Raw data -
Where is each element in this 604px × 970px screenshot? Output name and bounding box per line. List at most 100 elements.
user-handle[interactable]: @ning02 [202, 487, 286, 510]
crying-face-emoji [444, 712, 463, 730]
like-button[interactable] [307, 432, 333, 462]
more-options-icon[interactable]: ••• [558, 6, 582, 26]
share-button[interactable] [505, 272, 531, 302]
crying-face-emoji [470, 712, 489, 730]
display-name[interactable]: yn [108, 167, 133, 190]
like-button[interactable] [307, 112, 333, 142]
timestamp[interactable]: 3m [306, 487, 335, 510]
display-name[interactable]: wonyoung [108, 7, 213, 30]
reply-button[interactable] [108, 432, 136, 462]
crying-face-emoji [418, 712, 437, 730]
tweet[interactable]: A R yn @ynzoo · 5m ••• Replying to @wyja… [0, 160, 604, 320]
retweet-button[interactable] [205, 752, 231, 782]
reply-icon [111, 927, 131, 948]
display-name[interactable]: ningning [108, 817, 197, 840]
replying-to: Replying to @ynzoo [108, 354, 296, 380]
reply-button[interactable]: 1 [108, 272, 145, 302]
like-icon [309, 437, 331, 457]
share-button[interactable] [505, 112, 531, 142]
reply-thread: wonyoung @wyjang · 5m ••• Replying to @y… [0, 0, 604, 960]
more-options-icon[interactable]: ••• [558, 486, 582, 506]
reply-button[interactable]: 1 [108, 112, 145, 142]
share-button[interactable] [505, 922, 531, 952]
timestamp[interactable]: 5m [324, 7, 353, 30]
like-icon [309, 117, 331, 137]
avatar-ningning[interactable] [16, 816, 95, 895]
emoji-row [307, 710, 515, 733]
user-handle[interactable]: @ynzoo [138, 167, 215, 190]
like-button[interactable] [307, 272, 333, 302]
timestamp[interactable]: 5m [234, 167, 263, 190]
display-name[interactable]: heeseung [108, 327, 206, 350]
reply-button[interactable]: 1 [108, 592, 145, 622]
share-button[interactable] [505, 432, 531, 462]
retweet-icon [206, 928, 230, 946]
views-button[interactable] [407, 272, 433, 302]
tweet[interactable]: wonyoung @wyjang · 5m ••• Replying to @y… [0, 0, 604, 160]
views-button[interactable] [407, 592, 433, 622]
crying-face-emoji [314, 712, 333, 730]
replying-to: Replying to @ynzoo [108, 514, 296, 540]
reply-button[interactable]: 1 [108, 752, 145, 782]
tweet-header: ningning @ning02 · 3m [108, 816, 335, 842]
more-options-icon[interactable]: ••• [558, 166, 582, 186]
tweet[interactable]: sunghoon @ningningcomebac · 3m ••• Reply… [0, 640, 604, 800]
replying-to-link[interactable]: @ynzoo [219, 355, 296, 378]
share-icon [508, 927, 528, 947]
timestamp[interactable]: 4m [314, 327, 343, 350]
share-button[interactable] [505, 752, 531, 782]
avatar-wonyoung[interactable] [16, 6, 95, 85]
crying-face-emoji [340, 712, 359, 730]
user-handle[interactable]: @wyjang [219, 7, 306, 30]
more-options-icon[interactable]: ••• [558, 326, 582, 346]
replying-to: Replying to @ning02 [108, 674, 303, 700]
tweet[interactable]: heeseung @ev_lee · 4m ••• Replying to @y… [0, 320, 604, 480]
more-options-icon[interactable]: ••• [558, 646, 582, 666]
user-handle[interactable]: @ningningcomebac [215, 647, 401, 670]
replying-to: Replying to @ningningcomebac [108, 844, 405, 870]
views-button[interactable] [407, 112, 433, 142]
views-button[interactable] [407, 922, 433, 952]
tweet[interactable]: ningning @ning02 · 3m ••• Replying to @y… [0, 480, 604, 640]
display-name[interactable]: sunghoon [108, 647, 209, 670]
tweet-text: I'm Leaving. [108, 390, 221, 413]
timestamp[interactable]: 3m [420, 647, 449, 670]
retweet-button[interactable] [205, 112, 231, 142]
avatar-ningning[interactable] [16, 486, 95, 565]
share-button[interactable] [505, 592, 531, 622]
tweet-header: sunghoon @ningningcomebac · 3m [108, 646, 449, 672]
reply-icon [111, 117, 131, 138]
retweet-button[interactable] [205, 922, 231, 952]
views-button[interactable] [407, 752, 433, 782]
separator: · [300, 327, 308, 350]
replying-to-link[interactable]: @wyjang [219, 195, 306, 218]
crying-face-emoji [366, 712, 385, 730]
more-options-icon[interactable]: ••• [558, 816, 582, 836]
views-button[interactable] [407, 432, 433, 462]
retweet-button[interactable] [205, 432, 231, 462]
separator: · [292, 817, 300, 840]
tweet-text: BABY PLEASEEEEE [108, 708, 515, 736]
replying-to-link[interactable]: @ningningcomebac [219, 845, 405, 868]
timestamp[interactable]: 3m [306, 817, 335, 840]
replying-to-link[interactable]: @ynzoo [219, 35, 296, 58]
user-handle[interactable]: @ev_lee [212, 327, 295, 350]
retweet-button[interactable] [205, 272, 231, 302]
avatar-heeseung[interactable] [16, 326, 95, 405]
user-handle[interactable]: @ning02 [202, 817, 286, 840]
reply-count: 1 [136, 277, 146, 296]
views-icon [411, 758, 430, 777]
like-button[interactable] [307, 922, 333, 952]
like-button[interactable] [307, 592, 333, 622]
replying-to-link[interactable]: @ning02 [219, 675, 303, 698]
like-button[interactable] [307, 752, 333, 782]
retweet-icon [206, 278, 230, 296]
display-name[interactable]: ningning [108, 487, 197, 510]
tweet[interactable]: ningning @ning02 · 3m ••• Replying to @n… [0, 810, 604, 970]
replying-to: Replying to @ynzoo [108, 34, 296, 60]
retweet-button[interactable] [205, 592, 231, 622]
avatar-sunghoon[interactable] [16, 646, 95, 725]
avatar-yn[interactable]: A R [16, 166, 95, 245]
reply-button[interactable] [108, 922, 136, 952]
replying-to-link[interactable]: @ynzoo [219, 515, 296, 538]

What is needed - Return every line of the material above, unchanged.

Result -
Where is each element in this 604px × 970px screenshot? Output name and bounding box per line. List at most 100 elements.
user-handle[interactable]: @ning02 [202, 487, 286, 510]
crying-face-emoji [444, 712, 463, 730]
like-button[interactable] [307, 432, 333, 462]
more-options-icon[interactable]: ••• [558, 6, 582, 26]
share-button[interactable] [505, 272, 531, 302]
crying-face-emoji [470, 712, 489, 730]
display-name[interactable]: yn [108, 167, 133, 190]
like-button[interactable] [307, 112, 333, 142]
timestamp[interactable]: 3m [306, 487, 335, 510]
display-name[interactable]: wonyoung [108, 7, 213, 30]
reply-button[interactable] [108, 432, 136, 462]
crying-face-emoji [418, 712, 437, 730]
tweet[interactable]: A R yn @ynzoo · 5m ••• Replying to @wyja… [0, 160, 604, 320]
retweet-button[interactable] [205, 752, 231, 782]
reply-icon [111, 927, 131, 948]
display-name[interactable]: ningning [108, 817, 197, 840]
replying-to: Replying to @ynzoo [108, 354, 296, 380]
reply-button[interactable]: 1 [108, 272, 145, 302]
like-icon [309, 437, 331, 457]
share-button[interactable] [505, 112, 531, 142]
reply-thread: wonyoung @wyjang · 5m ••• Replying to @y… [0, 0, 604, 960]
more-options-icon[interactable]: ••• [558, 486, 582, 506]
reply-button[interactable]: 1 [108, 112, 145, 142]
share-button[interactable] [505, 922, 531, 952]
timestamp[interactable]: 5m [324, 7, 353, 30]
like-icon [309, 117, 331, 137]
avatar-ningning[interactable] [16, 816, 95, 895]
emoji-row [307, 710, 515, 733]
user-handle[interactable]: @ynzoo [138, 167, 215, 190]
like-button[interactable] [307, 272, 333, 302]
timestamp[interactable]: 5m [234, 167, 263, 190]
display-name[interactable]: heeseung [108, 327, 206, 350]
reply-button[interactable]: 1 [108, 592, 145, 622]
share-button[interactable] [505, 432, 531, 462]
retweet-icon [206, 928, 230, 946]
views-button[interactable] [407, 272, 433, 302]
tweet[interactable]: wonyoung @wyjang · 5m ••• Replying to @y… [0, 0, 604, 160]
views-button[interactable] [407, 592, 433, 622]
crying-face-emoji [314, 712, 333, 730]
replying-to: Replying to @ynzoo [108, 514, 296, 540]
reply-button[interactable]: 1 [108, 752, 145, 782]
tweet-header: ningning @ning02 · 3m [108, 816, 335, 842]
more-options-icon[interactable]: ••• [558, 166, 582, 186]
tweet[interactable]: sunghoon @ningningcomebac · 3m ••• Reply… [0, 640, 604, 800]
replying-to-link[interactable]: @ynzoo [219, 355, 296, 378]
share-icon [508, 927, 528, 947]
timestamp[interactable]: 4m [314, 327, 343, 350]
share-button[interactable] [505, 752, 531, 782]
avatar-wonyoung[interactable] [16, 6, 95, 85]
crying-face-emoji [340, 712, 359, 730]
user-handle[interactable]: @wyjang [219, 7, 306, 30]
more-options-icon[interactable]: ••• [558, 326, 582, 346]
replying-to: Replying to @ning02 [108, 674, 303, 700]
tweet[interactable]: heeseung @ev_lee · 4m ••• Replying to @y… [0, 320, 604, 480]
more-options-icon[interactable]: ••• [558, 646, 582, 666]
user-handle[interactable]: @ningningcomebac [215, 647, 401, 670]
replying-to: Replying to @ningningcomebac [108, 844, 405, 870]
views-button[interactable] [407, 112, 433, 142]
views-button[interactable] [407, 922, 433, 952]
tweet[interactable]: ningning @ning02 · 3m ••• Replying to @y… [0, 480, 604, 640]
display-name[interactable]: sunghoon [108, 647, 209, 670]
tweet-text: I'm Leaving. [108, 390, 221, 413]
timestamp[interactable]: 3m [420, 647, 449, 670]
retweet-button[interactable] [205, 112, 231, 142]
avatar-ningning[interactable] [16, 486, 95, 565]
share-button[interactable] [505, 592, 531, 622]
tweet-header: sunghoon @ningningcomebac · 3m [108, 646, 449, 672]
reply-icon [111, 117, 131, 138]
retweet-button[interactable] [205, 922, 231, 952]
views-button[interactable] [407, 752, 433, 782]
separator: · [300, 327, 308, 350]
replying-to-link[interactable]: @wyjang [219, 195, 306, 218]
crying-face-emoji [366, 712, 385, 730]
more-options-icon[interactable]: ••• [558, 816, 582, 836]
views-button[interactable] [407, 432, 433, 462]
retweet-button[interactable] [205, 432, 231, 462]
separator: · [292, 817, 300, 840]
tweet-text: BABY PLEASEEEEE [108, 708, 515, 736]
replying-to-link[interactable]: @ningningcomebac [219, 845, 405, 868]
timestamp[interactable]: 3m [306, 817, 335, 840]
replying-to-link[interactable]: @ynzoo [219, 35, 296, 58]
user-handle[interactable]: @ev_lee [212, 327, 295, 350]
retweet-button[interactable] [205, 272, 231, 302]
avatar-heeseung[interactable] [16, 326, 95, 405]
user-handle[interactable]: @ning02 [202, 817, 286, 840]
reply-count: 1 [136, 277, 146, 296]
views-icon [411, 758, 430, 777]
like-button[interactable] [307, 922, 333, 952]
like-button[interactable] [307, 592, 333, 622]
replying-to-link[interactable]: @ning02 [219, 675, 303, 698]
like-button[interactable] [307, 752, 333, 782]
retweet-icon [206, 278, 230, 296]
display-name[interactable]: ningning [108, 487, 197, 510]
tweet[interactable]: ningning @ning02 · 3m ••• Replying to @n… [0, 810, 604, 970]
replying-to: Replying to @ynzoo [108, 34, 296, 60]
retweet-button[interactable] [205, 592, 231, 622]
avatar-sunghoon[interactable] [16, 646, 95, 725]
avatar-yn[interactable]: A R [16, 166, 95, 245]
reply-button[interactable] [108, 922, 136, 952]
replying-to-link[interactable]: @ynzoo [219, 515, 296, 538]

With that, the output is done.